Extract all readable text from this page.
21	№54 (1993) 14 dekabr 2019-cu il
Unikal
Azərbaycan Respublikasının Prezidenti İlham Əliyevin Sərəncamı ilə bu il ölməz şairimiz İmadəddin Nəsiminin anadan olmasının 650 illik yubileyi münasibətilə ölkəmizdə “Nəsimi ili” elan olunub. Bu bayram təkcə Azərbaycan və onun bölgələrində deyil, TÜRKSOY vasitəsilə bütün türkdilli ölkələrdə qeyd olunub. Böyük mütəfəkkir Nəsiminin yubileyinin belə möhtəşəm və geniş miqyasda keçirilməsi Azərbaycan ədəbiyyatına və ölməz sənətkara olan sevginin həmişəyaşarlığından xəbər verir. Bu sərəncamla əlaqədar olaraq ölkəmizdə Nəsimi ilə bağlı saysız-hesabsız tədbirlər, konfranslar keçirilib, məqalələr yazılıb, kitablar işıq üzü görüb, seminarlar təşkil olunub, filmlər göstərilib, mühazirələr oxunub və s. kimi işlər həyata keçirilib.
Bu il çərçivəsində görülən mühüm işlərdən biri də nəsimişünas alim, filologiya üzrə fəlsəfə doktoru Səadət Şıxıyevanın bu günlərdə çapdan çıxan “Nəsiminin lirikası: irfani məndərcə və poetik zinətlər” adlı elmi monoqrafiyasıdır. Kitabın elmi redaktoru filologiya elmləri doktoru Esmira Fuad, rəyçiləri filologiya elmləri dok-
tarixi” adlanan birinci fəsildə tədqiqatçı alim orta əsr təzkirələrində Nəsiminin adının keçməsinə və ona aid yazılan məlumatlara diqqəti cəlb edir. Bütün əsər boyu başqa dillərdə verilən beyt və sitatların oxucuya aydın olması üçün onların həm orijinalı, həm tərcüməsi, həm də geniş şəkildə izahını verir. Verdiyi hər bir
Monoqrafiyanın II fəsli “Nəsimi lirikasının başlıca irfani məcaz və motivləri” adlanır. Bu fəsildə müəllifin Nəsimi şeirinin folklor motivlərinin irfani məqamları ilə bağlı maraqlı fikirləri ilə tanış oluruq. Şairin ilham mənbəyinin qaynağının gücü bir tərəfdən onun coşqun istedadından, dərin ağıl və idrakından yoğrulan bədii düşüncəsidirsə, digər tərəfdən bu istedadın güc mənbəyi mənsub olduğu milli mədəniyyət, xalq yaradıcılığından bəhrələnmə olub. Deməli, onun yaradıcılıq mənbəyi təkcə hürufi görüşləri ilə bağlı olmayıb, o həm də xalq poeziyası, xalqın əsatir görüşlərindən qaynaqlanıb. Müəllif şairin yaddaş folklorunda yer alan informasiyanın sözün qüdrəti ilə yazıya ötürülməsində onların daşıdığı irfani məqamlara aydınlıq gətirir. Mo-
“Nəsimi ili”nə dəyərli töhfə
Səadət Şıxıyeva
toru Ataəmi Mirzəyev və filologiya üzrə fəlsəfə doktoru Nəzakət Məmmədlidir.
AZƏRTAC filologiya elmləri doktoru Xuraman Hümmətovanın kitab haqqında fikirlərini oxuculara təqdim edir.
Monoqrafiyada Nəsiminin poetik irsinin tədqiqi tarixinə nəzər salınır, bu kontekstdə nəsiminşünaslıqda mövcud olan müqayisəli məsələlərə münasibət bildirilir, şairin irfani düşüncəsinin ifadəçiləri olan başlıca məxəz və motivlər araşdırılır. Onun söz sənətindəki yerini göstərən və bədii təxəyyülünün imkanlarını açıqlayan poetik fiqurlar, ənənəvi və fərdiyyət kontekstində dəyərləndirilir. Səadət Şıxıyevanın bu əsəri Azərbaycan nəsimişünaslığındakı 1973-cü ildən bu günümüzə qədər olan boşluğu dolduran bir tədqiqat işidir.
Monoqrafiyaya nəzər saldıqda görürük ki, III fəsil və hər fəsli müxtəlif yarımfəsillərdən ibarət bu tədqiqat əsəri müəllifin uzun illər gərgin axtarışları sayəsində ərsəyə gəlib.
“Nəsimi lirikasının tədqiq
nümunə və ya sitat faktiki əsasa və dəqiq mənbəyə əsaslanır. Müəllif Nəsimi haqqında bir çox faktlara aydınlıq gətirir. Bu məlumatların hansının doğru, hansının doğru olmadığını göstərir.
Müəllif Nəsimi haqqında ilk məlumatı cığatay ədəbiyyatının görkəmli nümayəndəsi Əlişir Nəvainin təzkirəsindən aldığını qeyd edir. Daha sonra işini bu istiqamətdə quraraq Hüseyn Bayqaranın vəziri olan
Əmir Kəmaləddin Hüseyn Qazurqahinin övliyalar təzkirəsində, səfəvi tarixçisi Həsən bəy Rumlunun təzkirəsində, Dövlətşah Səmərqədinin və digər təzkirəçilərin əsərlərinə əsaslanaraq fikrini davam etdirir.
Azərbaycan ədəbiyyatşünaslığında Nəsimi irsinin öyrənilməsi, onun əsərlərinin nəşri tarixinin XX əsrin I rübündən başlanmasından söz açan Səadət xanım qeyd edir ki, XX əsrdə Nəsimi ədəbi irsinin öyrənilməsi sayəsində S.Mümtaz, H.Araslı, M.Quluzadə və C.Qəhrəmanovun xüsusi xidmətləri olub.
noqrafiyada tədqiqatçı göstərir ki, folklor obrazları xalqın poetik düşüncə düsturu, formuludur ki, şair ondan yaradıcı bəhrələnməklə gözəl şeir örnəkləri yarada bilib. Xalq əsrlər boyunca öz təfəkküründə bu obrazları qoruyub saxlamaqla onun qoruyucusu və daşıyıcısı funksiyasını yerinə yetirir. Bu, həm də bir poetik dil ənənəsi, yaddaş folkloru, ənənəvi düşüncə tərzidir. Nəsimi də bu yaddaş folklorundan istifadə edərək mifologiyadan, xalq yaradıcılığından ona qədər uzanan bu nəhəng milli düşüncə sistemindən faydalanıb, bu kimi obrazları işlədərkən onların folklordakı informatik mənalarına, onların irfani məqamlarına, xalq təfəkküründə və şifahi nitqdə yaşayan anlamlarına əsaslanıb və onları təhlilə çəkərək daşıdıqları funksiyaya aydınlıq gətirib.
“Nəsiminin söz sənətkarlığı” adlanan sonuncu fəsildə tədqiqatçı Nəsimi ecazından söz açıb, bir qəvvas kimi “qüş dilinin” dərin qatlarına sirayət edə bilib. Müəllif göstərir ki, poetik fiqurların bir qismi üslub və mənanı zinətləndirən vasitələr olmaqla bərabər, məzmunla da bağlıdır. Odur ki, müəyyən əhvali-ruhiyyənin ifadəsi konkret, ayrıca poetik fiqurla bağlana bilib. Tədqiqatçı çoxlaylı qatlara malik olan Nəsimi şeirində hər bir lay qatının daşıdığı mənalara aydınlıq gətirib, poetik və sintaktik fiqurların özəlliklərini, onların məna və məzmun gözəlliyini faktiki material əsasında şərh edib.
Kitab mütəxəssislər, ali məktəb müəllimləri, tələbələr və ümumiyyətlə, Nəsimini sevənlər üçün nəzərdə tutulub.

::::::::

▸ **TASK OBJECTIVE**:
Every record above must be duplicated exactly.

▸ **IN RESPONSE**:
Extract all readable text from this page.
21	№54 (1993) 14 dekabr 2019-cu il
Unikal
Azərbaycan Respublikasının Prezidenti İlham Əliyevin Sərəncamı ilə bu il ölməz şairimiz İmadəddin Nəsiminin anadan olmasının 650 illik yubileyi münasibətilə ölkəmizdə “Nəsimi ili” elan olunub. Bu bayram təkcə Azərbaycan və onun bölgələrində deyil, TÜRKSOY vasitəsilə bütün türkdilli ölkələrdə qeyd olunub. Böyük mütəfəkkir Nəsiminin yubileyinin belə möhtəşəm və geniş miqyasda keçirilməsi Azərbaycan ədəbiyyatına və ölməz sənətkara olan sevginin həmişəyaşarlığından xəbər verir. Bu sərəncamla əlaqədar olaraq ölkəmizdə Nəsimi ilə bağlı saysız-hesabsız tədbirlər, konfranslar keçirilib, məqalələr yazılıb, kitablar işıq üzü görüb, seminarlar təşkil olunub, filmlər göstərilib, mühazirələr oxunub və s. kimi işlər həyata keçirilib.
Bu il çərçivəsində görülən mühüm işlərdən biri də nəsimişünas alim, filologiya üzrə fəlsəfə doktoru Səadət Şıxıyevanın bu günlərdə çapdan çıxan “Nəsiminin lirikası: irfani məndərcə və poetik zinətlər” adlı elmi monoqrafiyasıdır. Kitabın elmi redaktoru filologiya elmləri doktoru Esmira Fuad, rəyçiləri filologiya elmləri dok-
tarixi” adlanan birinci fəsildə tədqiqatçı alim orta əsr təzkirələrində Nəsiminin adının keçməsinə və ona aid yazılan məlumatlara diqqəti cəlb edir. Bütün əsər boyu başqa dillərdə verilən beyt və sitatların oxucuya aydın olması üçün onların həm orijinalı, həm tərcüməsi, həm də geniş şəkildə izahını verir. Verdiyi hər bir
Monoqrafiyanın II fəsli “Nəsimi lirikasının başlıca irfani məcaz və motivləri” adlanır. Bu fəsildə müəllifin Nəsimi şeirinin folklor motivlərinin irfani məqamları ilə bağlı maraqlı fikirləri ilə tanış oluruq. Şairin ilham mənbəyinin qaynağının gücü bir tərəfdən onun coşqun istedadından, dərin ağıl və idrakından yoğrulan bədii düşüncəsidirsə, digər tərəfdən bu istedadın güc mənbəyi mənsub olduğu milli mədəniyyət, xalq yaradıcılığından bəhrələnmə olub. Deməli, onun yaradıcılıq mənbəyi təkcə hürufi görüşləri ilə bağlı olmayıb, o həm də xalq poeziyası, xalqın əsatir görüşlərindən qaynaqlanıb. Müəllif şairin yaddaş folklorunda yer alan informasiyanın sözün qüdrəti ilə yazıya ötürülməsində onların daşıdığı irfani məqamlara aydınlıq gətirir. Mo-
“Nəsimi ili”nə dəyərli töhfə
Səadət Şıxıyeva
toru Ataəmi Mirzəyev və filologiya üzrə fəlsəfə doktoru Nəzakət Məmmədlidir.
AZƏRTAC filologiya elmləri doktoru Xuraman Hümmətovanın kitab haqqında fikirlərini oxuculara təqdim edir.
Monoqrafiyada Nəsiminin poetik irsinin tədqiqi tarixinə nəzər salınır, bu kontekstdə nəsiminşünaslıqda mövcud olan müqayisəli məsələlərə münasibət bildirilir, şairin irfani düşüncəsinin ifadəçiləri olan başlıca məxəz və motivlər araşdırılır. Onun söz sənətindəki yerini göstərən və bədii təxəyyülünün imkanlarını açıqlayan poetik fiqurlar, ənənəvi və fərdiyyət kontekstində dəyərləndirilir. Səadət Şıxıyevanın bu əsəri Azərbaycan nəsimişünaslığındakı 1973-cü ildən bu günümüzə qədər olan boşluğu dolduran bir tədqiqat işidir.
Monoqrafiyaya nəzər saldıqda görürük ki, III fəsil və hər fəsli müxtəlif yarımfəsillərdən ibarət bu tədqiqat əsəri müəllifin uzun illər gərgin axtarışları sayəsində ərsəyə gəlib.
“Nəsimi lirikasının tədqiq
nümunə və ya sitat faktiki əsasa və dəqiq mənbəyə əsaslanır. Müəllif Nəsimi haqqında bir çox faktlara aydınlıq gətirir. Bu məlumatların hansının doğru, hansının doğru olmadığını göstərir.
Müəllif Nəsimi haqqında ilk məlumatı cığatay ədəbiyyatının görkəmli nümayəndəsi Əlişir Nəvainin təzkirəsindən aldığını qeyd edir. Daha sonra işini bu istiqamətdə quraraq Hüseyn Bayqaranın vəziri olan
Əmir Kəmaləddin Hüseyn Qazurqahinin övliyalar təzkirəsində, səfəvi tarixçisi Həsən bəy Rumlunun təzkirəsində, Dövlətşah Səmərqədinin və digər təzkirəçilərin əsərlərinə əsaslanaraq fikrini davam etdirir.
Azərbaycan ədəbiyyatşünaslığında Nəsimi irsinin öyrənilməsi, onun əsərlərinin nəşri tarixinin XX əsrin I rübündən başlanmasından söz açan Səadət xanım qeyd edir ki, XX əsrdə Nəsimi ədəbi irsinin öyrənilməsi sayəsində S.Mümtaz, H.Araslı, M.Quluzadə və C.Qəhrəmanovun xüsusi xidmətləri olub.
noqrafiyada tədqiqatçı göstərir ki, folklor obrazları xalqın poetik düşüncə düsturu, formuludur ki, şair ondan yaradıcı bəhrələnməklə gözəl şeir örnəkləri yarada bilib. Xalq əsrlər boyunca öz təfəkküründə bu obrazları qoruyub saxlamaqla onun qoruyucusu və daşıyıcısı funksiyasını yerinə yetirir. Bu, həm də bir poetik dil ənənəsi, yaddaş folkloru, ənənəvi düşüncə tərzidir. Nəsimi də bu yaddaş folklorundan istifadə edərək mifologiyadan, xalq yaradıcılığından ona qədər uzanan bu nəhəng milli düşüncə sistemindən faydalanıb, bu kimi obrazları işlədərkən onların folklordakı informatik mənalarına, onların irfani məqamlarına, xalq təfəkküründə və şifahi nitqdə yaşayan anlamlarına əsaslanıb və onları təhlilə çəkərək daşıdıqları funksiyaya aydınlıq gətirib.
“Nəsiminin söz sənətkarlığı” adlanan sonuncu fəsildə tədqiqatçı Nəsimi ecazından söz açıb, bir qəvvas kimi “qüş dilinin” dərin qatlarına sirayət edə bilib. Müəllif göstərir ki, poetik fiqurların bir qismi üslub və mənanı zinətləndirən vasitələr olmaqla bərabər, məzmunla da bağlıdır. Odur ki, müəyyən əhvali-ruhiyyənin ifadəsi konkret, ayrıca poetik fiqurla bağlana bilib. Tədqiqatçı çoxlaylı qatlara malik olan Nəsimi şeirində hər bir lay qatının daşıdığı mənalara aydınlıq gətirib, poetik və sintaktik fiqurların özəlliklərini, onların məna və məzmun gözəlliyini faktiki material əsasında şərh edib.
Kitab mütəxəssislər, ali məktəb müəllimləri, tələbələr və ümumiyyətlə, Nəsimini sevənlər üçün nəzərdə tutulub.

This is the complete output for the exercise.